● **EXERCISE PROMPT**
Convert every line of the data below into a Markdown table with two columns, Row and Line, numbering each row and omitting blank lines.
═══ RECORDED INFORMATION
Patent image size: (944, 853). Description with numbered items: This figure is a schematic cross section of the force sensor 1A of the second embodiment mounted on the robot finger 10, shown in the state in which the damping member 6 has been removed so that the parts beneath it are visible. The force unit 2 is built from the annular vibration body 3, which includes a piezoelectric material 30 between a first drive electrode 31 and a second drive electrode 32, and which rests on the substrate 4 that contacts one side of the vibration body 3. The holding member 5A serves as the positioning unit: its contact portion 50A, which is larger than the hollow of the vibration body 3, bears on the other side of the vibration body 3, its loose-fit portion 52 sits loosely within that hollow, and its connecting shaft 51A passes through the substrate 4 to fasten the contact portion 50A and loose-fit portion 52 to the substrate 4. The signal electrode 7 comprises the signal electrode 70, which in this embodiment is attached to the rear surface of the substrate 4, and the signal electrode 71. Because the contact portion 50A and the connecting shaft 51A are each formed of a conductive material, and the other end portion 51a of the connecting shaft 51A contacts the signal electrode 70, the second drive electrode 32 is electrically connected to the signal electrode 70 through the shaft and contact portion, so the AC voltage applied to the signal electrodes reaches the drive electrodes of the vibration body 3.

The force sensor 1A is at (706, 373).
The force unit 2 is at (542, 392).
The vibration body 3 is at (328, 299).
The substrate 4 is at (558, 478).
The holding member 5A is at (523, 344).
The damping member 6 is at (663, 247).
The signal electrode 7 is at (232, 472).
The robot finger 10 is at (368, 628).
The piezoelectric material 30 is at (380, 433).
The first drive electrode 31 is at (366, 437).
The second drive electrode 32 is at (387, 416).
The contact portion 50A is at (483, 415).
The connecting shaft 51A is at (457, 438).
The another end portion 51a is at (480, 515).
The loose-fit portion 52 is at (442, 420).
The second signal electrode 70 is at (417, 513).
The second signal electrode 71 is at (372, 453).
══════
● **EXERCISE OUTPUT**
| Row | Line |
|---|---|
| 1 | Patent image size: (944, 853). Description with numbered items: This figure is a schematic cross section of the force sensor 1A of the second embodiment mounted on the robot finger 10, shown in the state in which the damping member 6 has been removed so that the parts beneath it are visible. The force unit 2 is built from the annular vibration body 3, which includes a piezoelectric material 30 between a first drive electrode 31 and a second drive electrode 32, and which rests on the substrate 4 that contacts one side of the vibration body 3. The holding member 5A serves as the positioning unit: its contact portion 50A, which is larger than the hollow of the vibration body 3, bears on the other side of the vibration body 3, its loose-fit portion 52 sits loosely within that hollow, and its connecting shaft 51A passes through the substrate 4 to fasten the contact portion 50A and loose-fit portion 52 to the substrate 4. The signal electrode 7 comprises the signal electrode 70, which in this embodiment is attached to the rear surface of the substrate 4, and the signal electrode 71. Because the contact portion 50A and the connecting shaft 51A are each formed of a conductive material, and the other end portion 51a of the connecting shaft 51A contacts the signal electrode 70, the second drive electrode 32 is electrically connected to the signal electrode 70 through the shaft and contact portion, so the AC voltage applied to the signal electrodes reaches the drive electrodes of the vibration body 3. |
| 2 | The force sensor 1A is at (706, 373). |
| 3 | The force unit 2 is at (542, 392). |
| 4 | The vibration body 3 is at (328, 299). |
| 5 | The substrate 4 is at (558, 478). |
| 6 | The holding member 5A is at (523, 344). |
| 7 | The damping member 6 is at (663, 247). |
| 8 | The signal electrode 7 is at (232, 472). |
| 9 | The robot finger 10 is at (368, 628). |
| 10 | The piezoelectric material 30 is at (380, 433). |
| 11 | The first drive electrode 31 is at (366, 437). |
| 12 | The second drive electrode 32 is at (387, 416). |
| 13 | The contact portion 50A is at (483, 415). |
| 14 | The connecting shaft 51A is at (457, 438). |
| 15 | The another end portion 51a is at (480, 515). |
| 16 | The loose-fit portion 52 is at (442, 420). |
| 17 | The second signal electrode 70 is at (417, 513). |
| 18 | The second signal electrode 71 is at (372, 453). |